**Stated exercise**.
Report all lines from the entries below in which "JSON" appears.

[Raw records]
——

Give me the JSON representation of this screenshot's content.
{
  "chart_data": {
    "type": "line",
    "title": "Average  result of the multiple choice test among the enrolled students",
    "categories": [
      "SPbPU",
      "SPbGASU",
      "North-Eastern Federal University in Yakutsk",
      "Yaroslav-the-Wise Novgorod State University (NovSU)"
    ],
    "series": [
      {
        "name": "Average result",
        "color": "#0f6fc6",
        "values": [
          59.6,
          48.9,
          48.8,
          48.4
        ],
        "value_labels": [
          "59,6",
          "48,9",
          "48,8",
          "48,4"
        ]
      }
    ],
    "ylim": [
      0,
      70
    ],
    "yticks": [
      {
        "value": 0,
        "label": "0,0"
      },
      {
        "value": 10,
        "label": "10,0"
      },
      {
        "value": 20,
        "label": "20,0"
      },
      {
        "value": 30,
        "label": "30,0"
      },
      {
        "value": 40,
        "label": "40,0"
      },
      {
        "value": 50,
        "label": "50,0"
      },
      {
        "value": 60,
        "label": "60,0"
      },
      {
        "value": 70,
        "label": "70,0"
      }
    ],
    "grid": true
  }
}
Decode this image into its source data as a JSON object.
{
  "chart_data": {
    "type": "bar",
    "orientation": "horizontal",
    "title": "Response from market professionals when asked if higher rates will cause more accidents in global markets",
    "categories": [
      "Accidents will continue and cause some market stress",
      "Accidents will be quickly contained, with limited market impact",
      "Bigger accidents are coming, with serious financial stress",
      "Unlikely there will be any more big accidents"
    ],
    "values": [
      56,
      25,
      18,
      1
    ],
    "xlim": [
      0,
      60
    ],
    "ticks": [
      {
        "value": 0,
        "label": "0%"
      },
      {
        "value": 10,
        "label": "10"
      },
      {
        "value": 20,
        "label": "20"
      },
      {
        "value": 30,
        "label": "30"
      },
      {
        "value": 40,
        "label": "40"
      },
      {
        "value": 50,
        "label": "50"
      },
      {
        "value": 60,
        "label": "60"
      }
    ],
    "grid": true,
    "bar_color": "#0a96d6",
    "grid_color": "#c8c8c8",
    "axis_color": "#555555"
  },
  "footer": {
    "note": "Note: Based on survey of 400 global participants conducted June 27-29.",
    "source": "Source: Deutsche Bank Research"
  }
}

——

**Answer to this task**.
Give me the JSON representation of this screenshot's content.
Decode this image into its source data as a JSON object.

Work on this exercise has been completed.